(WHAT THE EXERCISE ASKS)
Go through the listing beneath this task and return every line that carries the string "text".
## START MATERIAL PROVIDED
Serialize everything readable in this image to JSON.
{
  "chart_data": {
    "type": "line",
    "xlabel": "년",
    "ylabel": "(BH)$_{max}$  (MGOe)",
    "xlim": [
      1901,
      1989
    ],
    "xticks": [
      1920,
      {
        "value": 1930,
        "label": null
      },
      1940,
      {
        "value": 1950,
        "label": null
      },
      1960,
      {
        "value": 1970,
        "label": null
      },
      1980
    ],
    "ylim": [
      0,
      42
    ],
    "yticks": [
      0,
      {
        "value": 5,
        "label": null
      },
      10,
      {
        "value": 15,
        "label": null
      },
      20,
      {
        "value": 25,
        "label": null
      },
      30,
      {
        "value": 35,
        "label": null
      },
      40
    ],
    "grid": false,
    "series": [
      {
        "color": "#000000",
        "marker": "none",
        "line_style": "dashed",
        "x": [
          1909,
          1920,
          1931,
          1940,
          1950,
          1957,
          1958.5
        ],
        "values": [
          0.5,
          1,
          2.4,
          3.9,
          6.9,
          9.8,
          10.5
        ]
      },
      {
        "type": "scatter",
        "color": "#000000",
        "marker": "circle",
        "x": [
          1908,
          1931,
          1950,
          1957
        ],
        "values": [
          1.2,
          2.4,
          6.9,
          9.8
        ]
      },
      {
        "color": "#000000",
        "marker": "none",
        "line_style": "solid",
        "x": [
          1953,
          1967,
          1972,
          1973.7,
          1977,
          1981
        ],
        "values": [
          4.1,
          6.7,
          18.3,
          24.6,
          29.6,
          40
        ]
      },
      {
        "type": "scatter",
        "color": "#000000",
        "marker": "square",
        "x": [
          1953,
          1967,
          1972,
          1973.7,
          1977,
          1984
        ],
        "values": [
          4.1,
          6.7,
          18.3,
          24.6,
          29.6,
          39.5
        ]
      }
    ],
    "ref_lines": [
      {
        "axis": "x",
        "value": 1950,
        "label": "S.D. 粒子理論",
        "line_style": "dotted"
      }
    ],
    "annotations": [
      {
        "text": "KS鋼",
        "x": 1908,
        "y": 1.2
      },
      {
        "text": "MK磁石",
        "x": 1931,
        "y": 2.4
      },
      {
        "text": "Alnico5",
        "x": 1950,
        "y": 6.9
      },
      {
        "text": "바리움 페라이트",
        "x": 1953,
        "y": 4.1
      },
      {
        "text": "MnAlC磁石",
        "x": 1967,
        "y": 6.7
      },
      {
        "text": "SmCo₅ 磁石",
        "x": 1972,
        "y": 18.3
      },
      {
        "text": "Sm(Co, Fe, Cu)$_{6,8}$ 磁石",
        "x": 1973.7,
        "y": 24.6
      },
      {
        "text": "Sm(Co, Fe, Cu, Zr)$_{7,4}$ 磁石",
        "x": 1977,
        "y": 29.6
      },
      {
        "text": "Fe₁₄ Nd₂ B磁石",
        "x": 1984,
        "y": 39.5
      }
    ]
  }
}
## END MATERIAL PROVIDED
(REPLY TO THE TASK)
        "text": "KS鋼",
        "text": "MK磁石",
        "text": "Alnico5",
        "text": "바리움 페라이트",
        "text": "MnAlC磁石",
        "text": "SmCo₅ 磁石",
        "text": "Sm(Co, Fe, Cu)$_{6,8}$ 磁石",
        "text": "Sm(Co, Fe, Cu, Zr)$_{7,4}$ 磁石",
        "text": "Fe₁₄ Nd₂ B磁石",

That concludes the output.